* _Extrait_
***

Le numéro 100 de la revue « Le Monde des Religions » – mars/avril 2020 – s’intitule « Nos plus belles rencontres en 100 numéros ».
Volte-espace ne vous propose d’en découvrir de manière un peu développée que la première : « Il faut débarrasser Dieu de Dieu – Christian Bobin » et la dernière : « Le spirituel est notre avenir – Leili Anvar ».
Mais ce numéro contient de nombreux autres articles des plus intéressants :
René Girard explicite « La violence et le sacré » et revient sur « Achever Clausewitz ».
« Les Évangiles se présentent comme un choix donné à l’homme entre la violence et la non-violence. Le Christ donne la non-violence comme seul chemin possible. … ce choix est là, toujours. Mais il me semble loin de se réaliser : l’homme d’aujourd’hui est essentiellement plongé dans la consommation. Il ne s’intéresse absolument pas aux choses ultimes puisqu’il a l’impression qu’elles n’existent pas. Ce qu’il faut montrer, c’est qu’elles existent. » (0)
André Comte-Sponville développe les thèmes de « L’esprit de l’athéisme ».
« Qu’est-ce que la spiritualité ? C’est la vie de l’esprit, spécialement dans son rapport à l’infini, à l’éternité, à l’absolu. … Les athées, eux aussi, ont une vie spirituelle : ils habitent comme ils peuvent leur rapport fini à l’infini, leur rapport temporel à l’éternité, leur rapport relatif à l’absolu. Cet absolu, pour eux, n’est pas une personne, mais l’être ou le devenir, le tout ou la nature, disons l’ensemble immanent qui les contient et les dépasse. Ils peuvent s’interroger sur lui, le penser, c’est ce qu’on appelle la métaphysique, mais aussi l’expérimenter, le vivre, c’est ce qu’on appelle la spiritualité. Nous sommes ouverts dans l’Ouvert, comme disait Rilke. Cette ouverture, c’est l’esprit même. … C’est ce que j’appelle une spiritualité de l’immanence. Nous sommes déjà dans le Royaume : l’éternité, c’est maintenant. »¹
Abdennour Bidar – Delphine Horvilleur, un duo comme on en aimerait plus …
« Quand certains aujourd’hui encore citent l’écrit indiscutable, il est utile de rappeler qu’un texte est sacré si l’on accepte que son message n’est pas clôturé par son sens premier et si l’on se refuse à l’instrumentaliser. »
Delphine Horvilleur²
« Je crois que nous sommes sur terre pour passer de la peur à l’amour et de l’ignorance à la connaissance, pour grandir en conscience. Tous les chemins spirituels et philosophiques sont là pour nous y aider. Chacun trouvera celui, ou ceux, qui lui conviendra le mieux. …
Le meilleur antidote au fanatisme religieux, c’est la dimension spirituelle. Plus les croyants seront spirituels, moins ils seront tentés par le repli identitaire ou le fondamentalisme. … Les religions doivent retrouver l’intériorité et la profondeur de leur message pour se sauver elles-mêmes du fanatisme.

***

* _Matériel fourni_
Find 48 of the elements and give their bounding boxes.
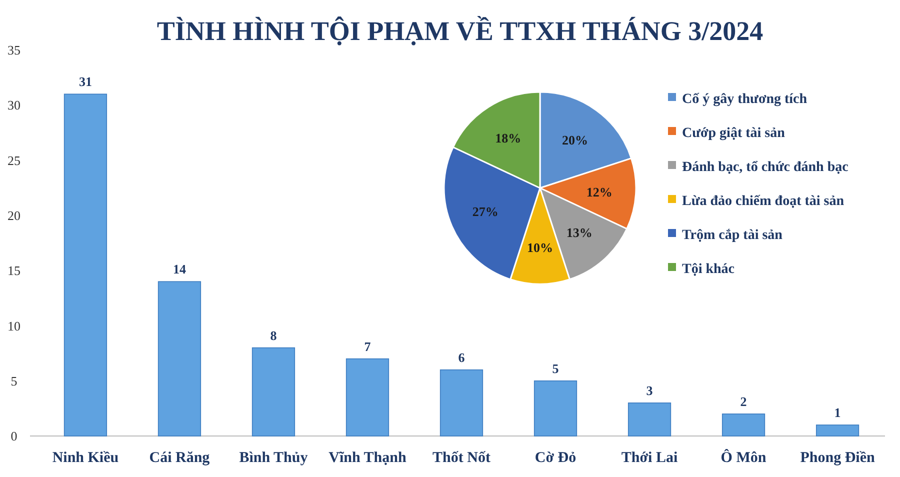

***

* _Consigne_
Selon l'extrait, quel titre porte le numéro 100 de la revue « Le Monde des Religions » ? Le matériel fourni est indépendant de l'extrait.

* _Résultat attendu_
« Nos plus belles rencontres en 100 numéros ».